• Exercise prompt
Below are records; reproduce exactly the lines from the one containing "Transcribe the text in this document." through the end, both included, and only those.

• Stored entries
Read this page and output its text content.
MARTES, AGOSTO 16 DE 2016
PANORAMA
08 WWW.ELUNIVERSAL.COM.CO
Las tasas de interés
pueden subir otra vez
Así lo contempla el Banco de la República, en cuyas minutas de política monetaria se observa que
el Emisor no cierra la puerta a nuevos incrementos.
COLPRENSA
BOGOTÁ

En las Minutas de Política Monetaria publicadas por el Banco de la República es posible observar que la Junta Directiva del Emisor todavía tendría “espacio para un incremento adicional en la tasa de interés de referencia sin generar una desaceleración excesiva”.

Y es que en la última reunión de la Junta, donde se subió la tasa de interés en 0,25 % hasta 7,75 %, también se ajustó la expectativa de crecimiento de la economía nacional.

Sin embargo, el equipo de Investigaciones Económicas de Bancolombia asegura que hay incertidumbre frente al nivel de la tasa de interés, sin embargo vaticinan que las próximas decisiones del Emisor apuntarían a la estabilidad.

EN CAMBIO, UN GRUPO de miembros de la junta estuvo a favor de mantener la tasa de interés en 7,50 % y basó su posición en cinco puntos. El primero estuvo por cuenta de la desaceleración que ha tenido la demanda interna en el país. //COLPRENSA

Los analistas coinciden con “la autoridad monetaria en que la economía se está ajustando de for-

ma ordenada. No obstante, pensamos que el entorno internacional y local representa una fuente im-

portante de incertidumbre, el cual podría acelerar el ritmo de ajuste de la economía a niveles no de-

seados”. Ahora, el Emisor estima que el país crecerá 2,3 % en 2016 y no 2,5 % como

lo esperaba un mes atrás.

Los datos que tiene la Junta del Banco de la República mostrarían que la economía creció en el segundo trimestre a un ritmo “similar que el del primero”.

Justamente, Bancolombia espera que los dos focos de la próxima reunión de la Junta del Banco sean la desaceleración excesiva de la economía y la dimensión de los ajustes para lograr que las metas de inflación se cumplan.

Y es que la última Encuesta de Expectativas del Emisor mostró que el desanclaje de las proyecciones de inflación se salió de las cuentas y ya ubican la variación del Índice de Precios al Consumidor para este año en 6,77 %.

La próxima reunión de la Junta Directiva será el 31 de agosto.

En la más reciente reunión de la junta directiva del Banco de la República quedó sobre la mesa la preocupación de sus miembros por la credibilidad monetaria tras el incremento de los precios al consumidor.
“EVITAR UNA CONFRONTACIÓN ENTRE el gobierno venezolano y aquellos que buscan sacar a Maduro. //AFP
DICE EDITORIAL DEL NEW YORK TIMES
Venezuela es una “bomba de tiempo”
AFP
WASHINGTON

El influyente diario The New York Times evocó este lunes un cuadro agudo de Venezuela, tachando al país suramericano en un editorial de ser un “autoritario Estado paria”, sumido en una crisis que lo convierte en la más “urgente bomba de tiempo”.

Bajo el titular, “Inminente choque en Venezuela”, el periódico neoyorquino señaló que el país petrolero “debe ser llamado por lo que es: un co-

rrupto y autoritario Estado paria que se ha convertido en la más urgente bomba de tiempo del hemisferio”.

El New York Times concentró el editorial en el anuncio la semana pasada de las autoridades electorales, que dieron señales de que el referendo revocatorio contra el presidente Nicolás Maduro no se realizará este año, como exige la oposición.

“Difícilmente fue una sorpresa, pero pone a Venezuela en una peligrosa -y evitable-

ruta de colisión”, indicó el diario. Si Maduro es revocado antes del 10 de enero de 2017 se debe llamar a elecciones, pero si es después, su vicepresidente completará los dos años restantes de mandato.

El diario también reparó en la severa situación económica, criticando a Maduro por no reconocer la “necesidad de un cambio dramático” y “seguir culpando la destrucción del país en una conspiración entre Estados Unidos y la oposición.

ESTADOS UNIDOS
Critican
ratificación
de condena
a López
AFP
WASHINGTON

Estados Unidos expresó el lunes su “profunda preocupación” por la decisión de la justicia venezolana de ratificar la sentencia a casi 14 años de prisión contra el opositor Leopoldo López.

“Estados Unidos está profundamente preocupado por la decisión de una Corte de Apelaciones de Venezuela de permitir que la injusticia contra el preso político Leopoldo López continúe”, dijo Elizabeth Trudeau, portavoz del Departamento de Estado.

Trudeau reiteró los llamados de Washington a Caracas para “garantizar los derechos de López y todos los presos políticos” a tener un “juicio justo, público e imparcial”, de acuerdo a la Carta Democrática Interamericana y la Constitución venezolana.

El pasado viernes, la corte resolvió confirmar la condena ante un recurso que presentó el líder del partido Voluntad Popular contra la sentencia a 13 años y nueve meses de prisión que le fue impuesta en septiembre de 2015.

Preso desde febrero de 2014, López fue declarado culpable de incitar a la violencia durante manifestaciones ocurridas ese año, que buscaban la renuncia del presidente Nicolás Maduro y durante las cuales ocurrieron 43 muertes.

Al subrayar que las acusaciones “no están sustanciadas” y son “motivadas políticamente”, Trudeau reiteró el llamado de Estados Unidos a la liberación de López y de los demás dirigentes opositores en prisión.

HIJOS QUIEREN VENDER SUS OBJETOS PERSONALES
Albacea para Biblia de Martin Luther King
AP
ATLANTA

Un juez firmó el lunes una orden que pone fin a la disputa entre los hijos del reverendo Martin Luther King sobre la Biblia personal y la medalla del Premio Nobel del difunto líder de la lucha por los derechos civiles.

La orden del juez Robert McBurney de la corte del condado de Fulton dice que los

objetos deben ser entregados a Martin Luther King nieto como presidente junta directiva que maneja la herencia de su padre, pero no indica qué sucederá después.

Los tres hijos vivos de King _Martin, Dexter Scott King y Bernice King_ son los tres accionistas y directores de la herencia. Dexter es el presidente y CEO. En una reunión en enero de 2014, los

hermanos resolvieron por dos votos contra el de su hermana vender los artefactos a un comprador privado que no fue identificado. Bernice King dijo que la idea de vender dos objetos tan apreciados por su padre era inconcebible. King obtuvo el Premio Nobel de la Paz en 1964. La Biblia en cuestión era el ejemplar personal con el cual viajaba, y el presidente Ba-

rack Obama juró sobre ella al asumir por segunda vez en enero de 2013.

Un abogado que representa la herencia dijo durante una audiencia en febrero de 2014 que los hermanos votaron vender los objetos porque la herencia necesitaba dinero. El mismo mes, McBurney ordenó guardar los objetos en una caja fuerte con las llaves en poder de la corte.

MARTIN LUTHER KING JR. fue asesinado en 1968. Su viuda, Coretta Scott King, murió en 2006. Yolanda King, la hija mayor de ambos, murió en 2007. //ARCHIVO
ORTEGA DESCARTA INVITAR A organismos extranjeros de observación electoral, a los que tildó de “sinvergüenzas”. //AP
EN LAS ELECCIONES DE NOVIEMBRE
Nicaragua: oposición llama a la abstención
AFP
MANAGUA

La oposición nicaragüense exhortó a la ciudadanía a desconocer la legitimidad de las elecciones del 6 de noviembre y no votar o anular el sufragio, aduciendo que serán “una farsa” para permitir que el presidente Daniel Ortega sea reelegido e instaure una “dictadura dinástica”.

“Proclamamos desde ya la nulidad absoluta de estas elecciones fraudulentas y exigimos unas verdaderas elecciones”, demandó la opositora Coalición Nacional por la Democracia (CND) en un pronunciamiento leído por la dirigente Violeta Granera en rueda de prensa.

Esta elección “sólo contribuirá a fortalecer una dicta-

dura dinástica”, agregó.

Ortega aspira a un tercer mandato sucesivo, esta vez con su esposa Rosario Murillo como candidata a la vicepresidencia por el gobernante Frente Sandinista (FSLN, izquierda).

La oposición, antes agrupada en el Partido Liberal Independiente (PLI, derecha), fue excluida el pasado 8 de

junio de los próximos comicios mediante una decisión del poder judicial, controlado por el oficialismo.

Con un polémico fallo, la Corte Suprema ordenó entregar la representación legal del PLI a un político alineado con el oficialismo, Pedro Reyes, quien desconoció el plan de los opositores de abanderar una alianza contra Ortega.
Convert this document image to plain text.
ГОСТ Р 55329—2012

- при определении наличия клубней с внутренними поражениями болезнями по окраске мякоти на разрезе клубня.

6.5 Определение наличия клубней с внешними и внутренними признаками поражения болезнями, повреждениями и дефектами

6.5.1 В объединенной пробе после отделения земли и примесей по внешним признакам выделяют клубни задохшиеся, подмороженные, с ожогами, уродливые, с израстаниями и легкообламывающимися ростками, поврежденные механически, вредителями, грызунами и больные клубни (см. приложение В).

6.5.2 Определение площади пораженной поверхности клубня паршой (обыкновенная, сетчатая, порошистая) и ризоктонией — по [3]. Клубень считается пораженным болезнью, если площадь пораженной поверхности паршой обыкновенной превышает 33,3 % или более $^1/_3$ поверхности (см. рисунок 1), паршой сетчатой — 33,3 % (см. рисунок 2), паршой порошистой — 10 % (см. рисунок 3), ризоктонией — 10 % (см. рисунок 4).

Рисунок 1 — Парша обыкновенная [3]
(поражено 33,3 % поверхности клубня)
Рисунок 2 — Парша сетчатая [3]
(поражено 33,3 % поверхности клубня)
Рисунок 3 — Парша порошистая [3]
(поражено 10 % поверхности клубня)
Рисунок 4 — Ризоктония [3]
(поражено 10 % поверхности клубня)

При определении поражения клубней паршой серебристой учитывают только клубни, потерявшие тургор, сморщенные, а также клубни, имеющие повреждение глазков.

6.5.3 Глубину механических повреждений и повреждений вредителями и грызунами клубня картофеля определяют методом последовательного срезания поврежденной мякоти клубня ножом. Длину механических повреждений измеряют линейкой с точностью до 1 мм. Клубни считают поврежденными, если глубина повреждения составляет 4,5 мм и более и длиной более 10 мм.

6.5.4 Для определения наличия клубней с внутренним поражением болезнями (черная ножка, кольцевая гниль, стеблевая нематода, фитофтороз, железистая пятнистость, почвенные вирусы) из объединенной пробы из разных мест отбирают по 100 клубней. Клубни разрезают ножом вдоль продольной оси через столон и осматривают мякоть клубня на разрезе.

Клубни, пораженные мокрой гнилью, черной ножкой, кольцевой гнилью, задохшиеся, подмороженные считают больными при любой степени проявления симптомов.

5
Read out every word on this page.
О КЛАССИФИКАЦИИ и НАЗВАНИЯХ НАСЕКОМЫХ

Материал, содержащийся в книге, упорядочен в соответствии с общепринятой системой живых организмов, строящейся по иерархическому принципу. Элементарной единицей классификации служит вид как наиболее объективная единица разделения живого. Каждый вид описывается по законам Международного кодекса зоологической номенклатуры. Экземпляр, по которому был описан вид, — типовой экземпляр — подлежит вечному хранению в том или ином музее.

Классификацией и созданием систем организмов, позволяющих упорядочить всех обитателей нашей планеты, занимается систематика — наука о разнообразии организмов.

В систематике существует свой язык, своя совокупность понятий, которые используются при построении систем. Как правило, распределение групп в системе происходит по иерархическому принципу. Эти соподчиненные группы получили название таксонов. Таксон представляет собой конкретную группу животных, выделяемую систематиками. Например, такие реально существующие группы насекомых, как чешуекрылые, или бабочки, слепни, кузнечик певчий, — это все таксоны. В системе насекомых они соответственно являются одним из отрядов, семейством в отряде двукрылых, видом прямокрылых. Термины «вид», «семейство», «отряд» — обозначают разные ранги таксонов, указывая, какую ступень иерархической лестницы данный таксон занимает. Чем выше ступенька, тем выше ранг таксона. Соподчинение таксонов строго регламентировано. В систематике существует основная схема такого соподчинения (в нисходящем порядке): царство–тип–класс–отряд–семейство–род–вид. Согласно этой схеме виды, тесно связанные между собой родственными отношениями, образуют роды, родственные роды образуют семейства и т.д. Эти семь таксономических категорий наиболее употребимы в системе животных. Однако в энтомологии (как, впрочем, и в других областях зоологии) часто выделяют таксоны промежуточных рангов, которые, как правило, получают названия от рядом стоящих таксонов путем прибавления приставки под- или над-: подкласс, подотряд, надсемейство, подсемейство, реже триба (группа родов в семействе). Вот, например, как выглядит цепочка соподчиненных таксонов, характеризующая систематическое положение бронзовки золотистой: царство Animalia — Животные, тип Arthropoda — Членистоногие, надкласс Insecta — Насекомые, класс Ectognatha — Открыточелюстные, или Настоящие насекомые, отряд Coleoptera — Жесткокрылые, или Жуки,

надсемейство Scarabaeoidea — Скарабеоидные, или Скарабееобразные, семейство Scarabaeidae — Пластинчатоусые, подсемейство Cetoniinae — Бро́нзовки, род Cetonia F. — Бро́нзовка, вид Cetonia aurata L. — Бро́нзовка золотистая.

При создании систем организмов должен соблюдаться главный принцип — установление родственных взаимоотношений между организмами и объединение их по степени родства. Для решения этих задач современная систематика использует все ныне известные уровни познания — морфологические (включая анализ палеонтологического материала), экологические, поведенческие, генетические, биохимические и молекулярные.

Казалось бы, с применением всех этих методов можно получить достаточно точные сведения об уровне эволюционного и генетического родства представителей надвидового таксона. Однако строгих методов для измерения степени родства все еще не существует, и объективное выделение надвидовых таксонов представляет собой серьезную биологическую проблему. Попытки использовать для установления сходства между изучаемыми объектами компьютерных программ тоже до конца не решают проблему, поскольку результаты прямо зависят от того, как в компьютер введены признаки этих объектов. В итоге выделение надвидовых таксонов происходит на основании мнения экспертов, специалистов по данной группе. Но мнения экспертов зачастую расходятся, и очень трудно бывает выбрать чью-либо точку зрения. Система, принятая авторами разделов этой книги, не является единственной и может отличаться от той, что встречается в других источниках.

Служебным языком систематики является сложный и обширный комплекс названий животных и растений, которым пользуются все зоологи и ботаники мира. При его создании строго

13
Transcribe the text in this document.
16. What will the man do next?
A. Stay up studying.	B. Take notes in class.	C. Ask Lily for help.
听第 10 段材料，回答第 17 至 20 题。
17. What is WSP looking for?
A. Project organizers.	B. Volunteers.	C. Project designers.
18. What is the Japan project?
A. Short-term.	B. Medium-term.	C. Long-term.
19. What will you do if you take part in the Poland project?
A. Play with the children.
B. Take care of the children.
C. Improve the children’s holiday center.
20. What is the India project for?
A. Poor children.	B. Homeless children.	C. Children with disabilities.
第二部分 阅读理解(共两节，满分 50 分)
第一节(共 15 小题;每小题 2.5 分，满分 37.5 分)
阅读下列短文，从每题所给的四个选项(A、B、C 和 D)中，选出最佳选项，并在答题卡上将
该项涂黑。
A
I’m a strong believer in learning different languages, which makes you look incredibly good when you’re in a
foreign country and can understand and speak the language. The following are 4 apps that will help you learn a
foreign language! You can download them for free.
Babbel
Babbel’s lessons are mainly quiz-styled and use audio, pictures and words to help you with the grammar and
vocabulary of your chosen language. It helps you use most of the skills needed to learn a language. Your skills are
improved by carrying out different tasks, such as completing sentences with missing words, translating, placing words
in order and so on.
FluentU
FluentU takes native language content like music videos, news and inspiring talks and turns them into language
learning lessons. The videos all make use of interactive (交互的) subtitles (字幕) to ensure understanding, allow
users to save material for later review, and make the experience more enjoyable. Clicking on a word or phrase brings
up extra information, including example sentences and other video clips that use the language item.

• Solution
Transcribe the text in this document.
16. What will the man do next?
A. Stay up studying.	B. Take notes in class.	C. Ask Lily for help.
听第 10 段材料，回答第 17 至 20 题。
17. What is WSP looking for?
A. Project organizers.	B. Volunteers.	C. Project designers.
18. What is the Japan project?
A. Short-term.	B. Medium-term.	C. Long-term.
19. What will you do if you take part in the Poland project?
A. Play with the children.
B. Take care of the children.
C. Improve the children’s holiday center.
20. What is the India project for?
A. Poor children.	B. Homeless children.	C. Children with disabilities.
第二部分 阅读理解(共两节，满分 50 分)
第一节(共 15 小题;每小题 2.5 分，满分 37.5 分)
阅读下列短文，从每题所给的四个选项(A、B、C 和 D)中，选出最佳选项，并在答题卡上将
该项涂黑。
A
I’m a strong believer in learning different languages, which makes you look incredibly good when you’re in a
foreign country and can understand and speak the language. The following are 4 apps that will help you learn a
foreign language! You can download them for free.
Babbel
Babbel’s lessons are mainly quiz-styled and use audio, pictures and words to help you with the grammar and
vocabulary of your chosen language. It helps you use most of the skills needed to learn a language. Your skills are
improved by carrying out different tasks, such as completing sentences with missing words, translating, placing words
in order and so on.
FluentU
FluentU takes native language content like music videos, news and inspiring talks and turns them into language
learning lessons. The videos all make use of interactive (交互的) subtitles (字幕) to ensure understanding, allow
users to save material for later review, and make the experience more enjoyable. Clicking on a word or phrase brings
up extra information, including example sentences and other video clips that use the language item.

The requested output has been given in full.